● **Task**: Wherever the string "Directory" occurs in a line of these records, report that line.

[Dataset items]
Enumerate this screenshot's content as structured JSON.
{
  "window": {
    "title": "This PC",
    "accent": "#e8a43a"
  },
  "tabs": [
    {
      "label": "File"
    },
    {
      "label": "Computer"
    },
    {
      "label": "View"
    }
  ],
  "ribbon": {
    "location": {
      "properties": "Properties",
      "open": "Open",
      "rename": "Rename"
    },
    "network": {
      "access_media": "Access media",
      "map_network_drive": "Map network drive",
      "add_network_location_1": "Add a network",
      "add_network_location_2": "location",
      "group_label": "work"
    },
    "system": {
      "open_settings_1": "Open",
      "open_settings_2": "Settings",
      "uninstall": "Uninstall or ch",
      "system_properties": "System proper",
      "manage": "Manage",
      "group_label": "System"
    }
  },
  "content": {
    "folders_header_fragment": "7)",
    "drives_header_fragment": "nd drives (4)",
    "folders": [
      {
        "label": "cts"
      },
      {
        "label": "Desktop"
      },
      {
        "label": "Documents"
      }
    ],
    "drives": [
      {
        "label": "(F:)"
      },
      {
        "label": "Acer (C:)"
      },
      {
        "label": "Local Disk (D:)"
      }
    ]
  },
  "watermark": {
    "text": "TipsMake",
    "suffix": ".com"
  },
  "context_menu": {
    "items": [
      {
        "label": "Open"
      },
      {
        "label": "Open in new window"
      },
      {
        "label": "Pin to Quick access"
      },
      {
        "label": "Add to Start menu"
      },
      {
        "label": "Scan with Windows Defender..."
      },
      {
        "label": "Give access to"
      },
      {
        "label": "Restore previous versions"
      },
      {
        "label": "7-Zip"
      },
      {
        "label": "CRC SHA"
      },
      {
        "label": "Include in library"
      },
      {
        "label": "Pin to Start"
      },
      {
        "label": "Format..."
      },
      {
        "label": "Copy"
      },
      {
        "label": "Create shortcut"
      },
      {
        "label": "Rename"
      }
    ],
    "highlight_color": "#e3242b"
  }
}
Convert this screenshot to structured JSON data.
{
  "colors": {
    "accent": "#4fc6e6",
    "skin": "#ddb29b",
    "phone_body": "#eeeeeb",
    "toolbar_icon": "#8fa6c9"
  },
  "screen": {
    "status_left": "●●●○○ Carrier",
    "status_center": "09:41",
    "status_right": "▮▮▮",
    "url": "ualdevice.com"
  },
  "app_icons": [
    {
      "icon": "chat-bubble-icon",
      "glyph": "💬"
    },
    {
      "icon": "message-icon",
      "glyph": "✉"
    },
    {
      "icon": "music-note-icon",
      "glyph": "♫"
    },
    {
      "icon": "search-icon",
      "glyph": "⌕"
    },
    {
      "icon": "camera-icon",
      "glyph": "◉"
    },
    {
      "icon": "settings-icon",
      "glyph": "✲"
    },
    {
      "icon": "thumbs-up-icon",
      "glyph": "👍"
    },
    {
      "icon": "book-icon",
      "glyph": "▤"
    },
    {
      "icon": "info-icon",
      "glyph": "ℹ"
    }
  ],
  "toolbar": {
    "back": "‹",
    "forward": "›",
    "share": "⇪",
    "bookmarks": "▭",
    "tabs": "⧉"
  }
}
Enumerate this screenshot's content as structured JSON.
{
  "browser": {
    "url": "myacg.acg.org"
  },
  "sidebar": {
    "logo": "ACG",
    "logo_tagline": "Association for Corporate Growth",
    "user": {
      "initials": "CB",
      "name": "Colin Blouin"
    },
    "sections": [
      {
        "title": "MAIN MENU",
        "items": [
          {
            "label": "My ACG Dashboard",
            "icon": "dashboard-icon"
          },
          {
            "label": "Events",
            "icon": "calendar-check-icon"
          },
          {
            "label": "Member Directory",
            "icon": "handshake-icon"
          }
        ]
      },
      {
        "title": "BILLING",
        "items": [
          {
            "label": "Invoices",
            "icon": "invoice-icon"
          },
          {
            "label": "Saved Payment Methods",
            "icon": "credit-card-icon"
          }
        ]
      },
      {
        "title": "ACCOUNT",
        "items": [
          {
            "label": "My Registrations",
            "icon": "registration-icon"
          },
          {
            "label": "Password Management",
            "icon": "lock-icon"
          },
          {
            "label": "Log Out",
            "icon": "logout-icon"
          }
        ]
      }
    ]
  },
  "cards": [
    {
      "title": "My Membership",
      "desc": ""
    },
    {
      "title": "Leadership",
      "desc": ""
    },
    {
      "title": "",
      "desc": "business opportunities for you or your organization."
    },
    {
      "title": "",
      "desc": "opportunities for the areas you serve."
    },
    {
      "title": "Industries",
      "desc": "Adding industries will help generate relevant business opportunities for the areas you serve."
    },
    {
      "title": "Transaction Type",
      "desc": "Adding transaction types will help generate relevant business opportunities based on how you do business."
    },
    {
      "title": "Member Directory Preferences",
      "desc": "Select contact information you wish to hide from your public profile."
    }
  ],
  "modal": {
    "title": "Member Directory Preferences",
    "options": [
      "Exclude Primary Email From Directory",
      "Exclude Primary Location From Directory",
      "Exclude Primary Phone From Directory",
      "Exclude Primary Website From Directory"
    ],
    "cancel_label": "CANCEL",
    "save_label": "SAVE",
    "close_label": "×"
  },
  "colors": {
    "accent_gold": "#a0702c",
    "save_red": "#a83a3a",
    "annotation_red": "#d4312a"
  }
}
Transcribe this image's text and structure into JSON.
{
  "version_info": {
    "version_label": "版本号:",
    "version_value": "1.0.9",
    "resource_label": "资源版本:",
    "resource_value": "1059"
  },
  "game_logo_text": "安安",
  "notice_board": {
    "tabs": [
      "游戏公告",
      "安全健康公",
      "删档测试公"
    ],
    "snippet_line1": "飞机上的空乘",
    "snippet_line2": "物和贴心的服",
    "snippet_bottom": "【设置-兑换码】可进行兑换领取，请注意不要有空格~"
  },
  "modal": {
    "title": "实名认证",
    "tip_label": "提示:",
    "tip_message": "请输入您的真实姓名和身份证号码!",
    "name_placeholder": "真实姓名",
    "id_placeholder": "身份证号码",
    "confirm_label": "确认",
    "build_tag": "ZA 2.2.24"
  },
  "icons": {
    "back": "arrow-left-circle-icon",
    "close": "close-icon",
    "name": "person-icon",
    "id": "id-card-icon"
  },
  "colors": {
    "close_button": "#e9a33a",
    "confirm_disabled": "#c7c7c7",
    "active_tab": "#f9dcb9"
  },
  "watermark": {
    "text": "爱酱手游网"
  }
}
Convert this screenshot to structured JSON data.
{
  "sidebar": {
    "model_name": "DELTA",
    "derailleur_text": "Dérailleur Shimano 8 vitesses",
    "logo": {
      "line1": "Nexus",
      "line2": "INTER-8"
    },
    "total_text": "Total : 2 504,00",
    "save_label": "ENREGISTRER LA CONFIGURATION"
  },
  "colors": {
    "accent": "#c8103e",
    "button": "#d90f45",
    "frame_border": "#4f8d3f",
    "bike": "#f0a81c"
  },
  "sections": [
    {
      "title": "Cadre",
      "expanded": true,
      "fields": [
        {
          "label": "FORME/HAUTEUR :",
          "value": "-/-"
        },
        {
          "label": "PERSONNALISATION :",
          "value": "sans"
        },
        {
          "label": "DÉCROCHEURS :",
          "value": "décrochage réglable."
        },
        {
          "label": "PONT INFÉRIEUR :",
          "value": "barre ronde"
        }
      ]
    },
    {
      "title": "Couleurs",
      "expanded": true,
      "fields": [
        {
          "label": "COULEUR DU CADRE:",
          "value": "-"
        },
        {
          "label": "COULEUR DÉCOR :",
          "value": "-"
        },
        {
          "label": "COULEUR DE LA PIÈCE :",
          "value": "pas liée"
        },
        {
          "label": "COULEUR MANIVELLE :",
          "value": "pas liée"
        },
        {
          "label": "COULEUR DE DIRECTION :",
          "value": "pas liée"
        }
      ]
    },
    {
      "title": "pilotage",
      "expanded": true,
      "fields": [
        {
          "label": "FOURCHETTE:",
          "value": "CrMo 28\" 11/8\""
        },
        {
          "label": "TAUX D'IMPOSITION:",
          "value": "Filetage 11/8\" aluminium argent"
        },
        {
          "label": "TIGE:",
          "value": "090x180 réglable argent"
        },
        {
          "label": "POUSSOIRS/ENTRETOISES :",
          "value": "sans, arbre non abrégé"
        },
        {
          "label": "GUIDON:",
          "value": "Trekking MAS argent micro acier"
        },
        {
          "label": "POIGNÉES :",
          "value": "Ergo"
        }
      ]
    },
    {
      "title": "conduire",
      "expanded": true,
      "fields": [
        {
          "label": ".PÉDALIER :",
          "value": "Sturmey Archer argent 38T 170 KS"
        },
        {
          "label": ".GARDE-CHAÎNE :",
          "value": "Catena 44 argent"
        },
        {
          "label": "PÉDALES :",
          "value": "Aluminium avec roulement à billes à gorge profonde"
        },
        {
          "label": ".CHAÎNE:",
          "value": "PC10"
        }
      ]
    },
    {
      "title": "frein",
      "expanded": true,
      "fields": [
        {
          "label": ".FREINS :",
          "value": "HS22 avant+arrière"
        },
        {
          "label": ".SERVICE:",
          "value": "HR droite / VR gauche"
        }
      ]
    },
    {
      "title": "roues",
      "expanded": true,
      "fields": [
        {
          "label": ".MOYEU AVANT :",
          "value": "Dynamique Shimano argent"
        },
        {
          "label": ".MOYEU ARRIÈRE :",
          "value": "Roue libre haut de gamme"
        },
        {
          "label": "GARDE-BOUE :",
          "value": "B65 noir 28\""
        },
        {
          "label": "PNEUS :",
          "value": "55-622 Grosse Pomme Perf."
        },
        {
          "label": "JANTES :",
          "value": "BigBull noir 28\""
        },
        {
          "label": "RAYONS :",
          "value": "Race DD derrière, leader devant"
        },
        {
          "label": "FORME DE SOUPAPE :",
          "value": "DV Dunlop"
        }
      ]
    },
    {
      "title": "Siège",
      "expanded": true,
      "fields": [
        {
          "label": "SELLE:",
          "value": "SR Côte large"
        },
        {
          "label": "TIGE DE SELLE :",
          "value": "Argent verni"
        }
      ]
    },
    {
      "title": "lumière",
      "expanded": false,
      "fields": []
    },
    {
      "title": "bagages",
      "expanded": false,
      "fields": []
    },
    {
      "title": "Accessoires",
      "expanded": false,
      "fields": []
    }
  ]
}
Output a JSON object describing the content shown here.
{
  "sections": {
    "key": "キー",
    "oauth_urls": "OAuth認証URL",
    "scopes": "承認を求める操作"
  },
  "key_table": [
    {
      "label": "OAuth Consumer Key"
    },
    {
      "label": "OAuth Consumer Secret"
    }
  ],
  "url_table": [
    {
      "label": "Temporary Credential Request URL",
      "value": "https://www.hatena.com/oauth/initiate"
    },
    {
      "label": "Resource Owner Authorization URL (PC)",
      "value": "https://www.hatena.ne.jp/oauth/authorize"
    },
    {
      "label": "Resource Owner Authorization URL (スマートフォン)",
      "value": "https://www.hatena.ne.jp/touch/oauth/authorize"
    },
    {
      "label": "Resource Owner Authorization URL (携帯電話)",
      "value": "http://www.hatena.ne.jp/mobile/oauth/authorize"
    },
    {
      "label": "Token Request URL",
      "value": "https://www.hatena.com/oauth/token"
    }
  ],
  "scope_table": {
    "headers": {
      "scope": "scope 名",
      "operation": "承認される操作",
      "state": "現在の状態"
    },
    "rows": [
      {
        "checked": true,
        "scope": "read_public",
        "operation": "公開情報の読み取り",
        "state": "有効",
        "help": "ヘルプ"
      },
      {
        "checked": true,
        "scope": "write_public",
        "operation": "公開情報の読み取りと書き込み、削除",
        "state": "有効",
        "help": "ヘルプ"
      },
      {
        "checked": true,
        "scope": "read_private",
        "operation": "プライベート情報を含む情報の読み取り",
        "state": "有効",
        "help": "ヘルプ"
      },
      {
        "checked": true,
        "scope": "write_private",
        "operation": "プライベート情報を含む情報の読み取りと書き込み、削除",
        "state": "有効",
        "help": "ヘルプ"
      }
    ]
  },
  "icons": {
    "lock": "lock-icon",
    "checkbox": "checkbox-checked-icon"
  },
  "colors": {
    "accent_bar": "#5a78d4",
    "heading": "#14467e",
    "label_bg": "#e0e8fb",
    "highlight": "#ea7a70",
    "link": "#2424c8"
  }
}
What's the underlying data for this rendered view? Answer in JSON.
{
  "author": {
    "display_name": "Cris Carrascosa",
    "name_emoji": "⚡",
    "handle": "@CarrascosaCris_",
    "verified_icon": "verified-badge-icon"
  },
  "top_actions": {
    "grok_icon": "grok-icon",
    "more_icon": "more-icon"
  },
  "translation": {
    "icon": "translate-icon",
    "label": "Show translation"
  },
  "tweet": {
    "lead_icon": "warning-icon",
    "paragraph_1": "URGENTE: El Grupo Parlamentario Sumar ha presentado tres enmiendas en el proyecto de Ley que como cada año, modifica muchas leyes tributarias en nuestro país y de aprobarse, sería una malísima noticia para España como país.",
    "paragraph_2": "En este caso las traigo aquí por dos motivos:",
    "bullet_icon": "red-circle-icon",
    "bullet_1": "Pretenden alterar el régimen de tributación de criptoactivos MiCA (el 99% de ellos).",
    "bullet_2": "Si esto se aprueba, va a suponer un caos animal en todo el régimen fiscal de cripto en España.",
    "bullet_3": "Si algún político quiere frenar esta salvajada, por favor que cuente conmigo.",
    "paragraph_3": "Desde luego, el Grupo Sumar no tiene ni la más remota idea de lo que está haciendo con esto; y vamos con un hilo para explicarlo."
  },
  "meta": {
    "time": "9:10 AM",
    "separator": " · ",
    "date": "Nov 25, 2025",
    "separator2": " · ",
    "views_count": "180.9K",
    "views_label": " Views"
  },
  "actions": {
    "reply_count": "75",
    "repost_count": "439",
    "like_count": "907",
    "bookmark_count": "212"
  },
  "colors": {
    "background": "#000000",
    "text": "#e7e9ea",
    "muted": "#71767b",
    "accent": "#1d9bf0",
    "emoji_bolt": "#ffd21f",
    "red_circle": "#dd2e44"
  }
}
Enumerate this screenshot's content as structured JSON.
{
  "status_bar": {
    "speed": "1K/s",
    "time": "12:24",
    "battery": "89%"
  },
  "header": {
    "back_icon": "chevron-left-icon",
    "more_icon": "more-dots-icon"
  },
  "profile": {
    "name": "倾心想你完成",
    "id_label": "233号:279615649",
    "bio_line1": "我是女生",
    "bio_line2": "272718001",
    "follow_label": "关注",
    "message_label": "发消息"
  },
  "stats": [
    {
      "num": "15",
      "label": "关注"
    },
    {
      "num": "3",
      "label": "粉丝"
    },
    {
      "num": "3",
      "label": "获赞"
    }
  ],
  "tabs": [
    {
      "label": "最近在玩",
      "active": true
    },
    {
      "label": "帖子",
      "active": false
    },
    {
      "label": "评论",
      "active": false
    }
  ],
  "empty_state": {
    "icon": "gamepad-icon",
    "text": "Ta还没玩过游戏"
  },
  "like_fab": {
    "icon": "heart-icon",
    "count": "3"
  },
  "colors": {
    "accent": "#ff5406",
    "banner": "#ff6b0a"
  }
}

● **Reply**:
            "label": "Member Directory",
      "title": "Member Directory Preferences",
    "title": "Member Directory Preferences",
      "Exclude Primary Email From Directory",
      "Exclude Primary Location From Directory",
      "Exclude Primary Phone From Directory",
      "Exclude Primary Website From Directory"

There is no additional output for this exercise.